## Dataset
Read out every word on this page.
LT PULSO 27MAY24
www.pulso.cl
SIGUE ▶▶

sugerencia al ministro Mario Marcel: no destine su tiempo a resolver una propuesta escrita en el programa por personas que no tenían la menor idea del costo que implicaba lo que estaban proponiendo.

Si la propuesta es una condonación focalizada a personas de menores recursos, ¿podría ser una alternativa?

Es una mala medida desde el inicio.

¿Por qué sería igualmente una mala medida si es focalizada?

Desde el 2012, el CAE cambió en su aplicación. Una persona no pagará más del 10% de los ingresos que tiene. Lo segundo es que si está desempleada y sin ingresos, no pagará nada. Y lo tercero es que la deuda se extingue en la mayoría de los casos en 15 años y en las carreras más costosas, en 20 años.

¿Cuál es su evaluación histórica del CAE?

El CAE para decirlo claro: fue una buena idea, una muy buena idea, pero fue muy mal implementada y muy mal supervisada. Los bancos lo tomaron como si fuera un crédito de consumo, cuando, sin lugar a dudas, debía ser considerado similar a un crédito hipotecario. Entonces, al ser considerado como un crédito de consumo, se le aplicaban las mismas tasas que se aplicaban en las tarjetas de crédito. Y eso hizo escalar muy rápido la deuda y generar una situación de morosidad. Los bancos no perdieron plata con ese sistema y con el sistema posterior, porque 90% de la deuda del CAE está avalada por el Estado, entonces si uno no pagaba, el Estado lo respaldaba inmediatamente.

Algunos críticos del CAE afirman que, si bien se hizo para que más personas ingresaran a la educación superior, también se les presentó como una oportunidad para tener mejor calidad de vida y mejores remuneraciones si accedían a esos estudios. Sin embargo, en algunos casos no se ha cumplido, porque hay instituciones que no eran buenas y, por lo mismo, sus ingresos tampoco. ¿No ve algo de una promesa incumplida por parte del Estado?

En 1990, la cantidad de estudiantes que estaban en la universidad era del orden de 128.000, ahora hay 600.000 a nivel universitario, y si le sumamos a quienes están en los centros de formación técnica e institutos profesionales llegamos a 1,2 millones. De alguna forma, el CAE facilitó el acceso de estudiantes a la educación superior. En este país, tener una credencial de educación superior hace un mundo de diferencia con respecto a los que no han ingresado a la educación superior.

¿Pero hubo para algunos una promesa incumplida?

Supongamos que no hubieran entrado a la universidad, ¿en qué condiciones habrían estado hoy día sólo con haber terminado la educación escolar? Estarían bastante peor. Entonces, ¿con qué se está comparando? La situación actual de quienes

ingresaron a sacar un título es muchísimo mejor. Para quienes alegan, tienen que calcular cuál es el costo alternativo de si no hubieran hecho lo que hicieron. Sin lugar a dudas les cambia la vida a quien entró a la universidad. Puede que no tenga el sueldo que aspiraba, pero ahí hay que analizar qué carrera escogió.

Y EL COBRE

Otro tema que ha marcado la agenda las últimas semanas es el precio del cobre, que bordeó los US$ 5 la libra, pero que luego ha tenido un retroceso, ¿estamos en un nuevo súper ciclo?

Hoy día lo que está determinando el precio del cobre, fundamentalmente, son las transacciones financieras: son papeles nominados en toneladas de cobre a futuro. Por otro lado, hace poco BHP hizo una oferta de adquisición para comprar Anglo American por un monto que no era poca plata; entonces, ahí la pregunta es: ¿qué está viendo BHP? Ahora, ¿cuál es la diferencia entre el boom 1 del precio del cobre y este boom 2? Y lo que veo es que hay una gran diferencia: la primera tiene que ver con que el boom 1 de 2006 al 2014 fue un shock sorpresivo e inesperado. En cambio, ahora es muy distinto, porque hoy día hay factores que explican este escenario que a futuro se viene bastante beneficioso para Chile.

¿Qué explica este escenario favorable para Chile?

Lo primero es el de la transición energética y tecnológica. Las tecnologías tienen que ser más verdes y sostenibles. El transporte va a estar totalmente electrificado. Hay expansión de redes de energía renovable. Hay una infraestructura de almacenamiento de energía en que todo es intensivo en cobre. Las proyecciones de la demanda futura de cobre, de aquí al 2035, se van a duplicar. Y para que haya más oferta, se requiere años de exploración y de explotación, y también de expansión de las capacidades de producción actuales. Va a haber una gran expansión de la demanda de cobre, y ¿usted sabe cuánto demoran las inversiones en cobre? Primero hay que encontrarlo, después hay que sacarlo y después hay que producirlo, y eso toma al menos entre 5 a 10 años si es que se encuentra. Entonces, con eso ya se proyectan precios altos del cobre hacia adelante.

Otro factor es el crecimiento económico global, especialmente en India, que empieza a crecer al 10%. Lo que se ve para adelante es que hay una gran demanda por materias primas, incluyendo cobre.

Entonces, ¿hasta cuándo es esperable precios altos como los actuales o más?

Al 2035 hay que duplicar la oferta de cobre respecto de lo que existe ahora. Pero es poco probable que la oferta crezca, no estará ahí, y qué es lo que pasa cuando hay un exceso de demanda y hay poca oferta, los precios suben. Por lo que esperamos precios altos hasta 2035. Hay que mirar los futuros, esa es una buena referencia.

## Exercise directions
Set down every record above exactly as given.

## Output of the task
Read out every word on this page.
LT PULSO 27MAY24
www.pulso.cl
SIGUE ▶▶

sugerencia al ministro Mario Marcel: no destine su tiempo a resolver una propuesta escrita en el programa por personas que no tenían la menor idea del costo que implicaba lo que estaban proponiendo.

Si la propuesta es una condonación focalizada a personas de menores recursos, ¿podría ser una alternativa?

Es una mala medida desde el inicio.

¿Por qué sería igualmente una mala medida si es focalizada?

Desde el 2012, el CAE cambió en su aplicación. Una persona no pagará más del 10% de los ingresos que tiene. Lo segundo es que si está desempleada y sin ingresos, no pagará nada. Y lo tercero es que la deuda se extingue en la mayoría de los casos en 15 años y en las carreras más costosas, en 20 años.

¿Cuál es su evaluación histórica del CAE?

El CAE para decirlo claro: fue una buena idea, una muy buena idea, pero fue muy mal implementada y muy mal supervisada. Los bancos lo tomaron como si fuera un crédito de consumo, cuando, sin lugar a dudas, debía ser considerado similar a un crédito hipotecario. Entonces, al ser considerado como un crédito de consumo, se le aplicaban las mismas tasas que se aplicaban en las tarjetas de crédito. Y eso hizo escalar muy rápido la deuda y generar una situación de morosidad. Los bancos no perdieron plata con ese sistema y con el sistema posterior, porque 90% de la deuda del CAE está avalada por el Estado, entonces si uno no pagaba, el Estado lo respaldaba inmediatamente.

Algunos críticos del CAE afirman que, si bien se hizo para que más personas ingresaran a la educación superior, también se les presentó como una oportunidad para tener mejor calidad de vida y mejores remuneraciones si accedían a esos estudios. Sin embargo, en algunos casos no se ha cumplido, porque hay instituciones que no eran buenas y, por lo mismo, sus ingresos tampoco. ¿No ve algo de una promesa incumplida por parte del Estado?

En 1990, la cantidad de estudiantes que estaban en la universidad era del orden de 128.000, ahora hay 600.000 a nivel universitario, y si le sumamos a quienes están en los centros de formación técnica e institutos profesionales llegamos a 1,2 millones. De alguna forma, el CAE facilitó el acceso de estudiantes a la educación superior. En este país, tener una credencial de educación superior hace un mundo de diferencia con respecto a los que no han ingresado a la educación superior.

¿Pero hubo para algunos una promesa incumplida?

Supongamos que no hubieran entrado a la universidad, ¿en qué condiciones habrían estado hoy día sólo con haber terminado la educación escolar? Estarían bastante peor. Entonces, ¿con qué se está comparando? La situación actual de quienes

ingresaron a sacar un título es muchísimo mejor. Para quienes alegan, tienen que calcular cuál es el costo alternativo de si no hubieran hecho lo que hicieron. Sin lugar a dudas les cambia la vida a quien entró a la universidad. Puede que no tenga el sueldo que aspiraba, pero ahí hay que analizar qué carrera escogió.

Y EL COBRE

Otro tema que ha marcado la agenda las últimas semanas es el precio del cobre, que bordeó los US$ 5 la libra, pero que luego ha tenido un retroceso, ¿estamos en un nuevo súper ciclo?

Hoy día lo que está determinando el precio del cobre, fundamentalmente, son las transacciones financieras: son papeles nominados en toneladas de cobre a futuro. Por otro lado, hace poco BHP hizo una oferta de adquisición para comprar Anglo American por un monto que no era poca plata; entonces, ahí la pregunta es: ¿qué está viendo BHP? Ahora, ¿cuál es la diferencia entre el boom 1 del precio del cobre y este boom 2? Y lo que veo es que hay una gran diferencia: la primera tiene que ver con que el boom 1 de 2006 al 2014 fue un shock sorpresivo e inesperado. En cambio, ahora es muy distinto, porque hoy día hay factores que explican este escenario que a futuro se viene bastante beneficioso para Chile.

¿Qué explica este escenario favorable para Chile?

Lo primero es el de la transición energética y tecnológica. Las tecnologías tienen que ser más verdes y sostenibles. El transporte va a estar totalmente electrificado. Hay expansión de redes de energía renovable. Hay una infraestructura de almacenamiento de energía en que todo es intensivo en cobre. Las proyecciones de la demanda futura de cobre, de aquí al 2035, se van a duplicar. Y para que haya más oferta, se requiere años de exploración y de explotación, y también de expansión de las capacidades de producción actuales. Va a haber una gran expansión de la demanda de cobre, y ¿usted sabe cuánto demoran las inversiones en cobre? Primero hay que encontrarlo, después hay que sacarlo y después hay que producirlo, y eso toma al menos entre 5 a 10 años si es que se encuentra. Entonces, con eso ya se proyectan precios altos del cobre hacia adelante.

Otro factor es el crecimiento económico global, especialmente en India, que empieza a crecer al 10%. Lo que se ve para adelante es que hay una gran demanda por materias primas, incluyendo cobre.

Entonces, ¿hasta cuándo es esperable precios altos como los actuales o más?

Al 2035 hay que duplicar la oferta de cobre respecto de lo que existe ahora. Pero es poco probable que la oferta crezca, no estará ahí, y qué es lo que pasa cuando hay un exceso de demanda y hay poca oferta, los precios suben. Por lo que esperamos precios altos hasta 2035. Hay que mirar los futuros, esa es una buena referencia.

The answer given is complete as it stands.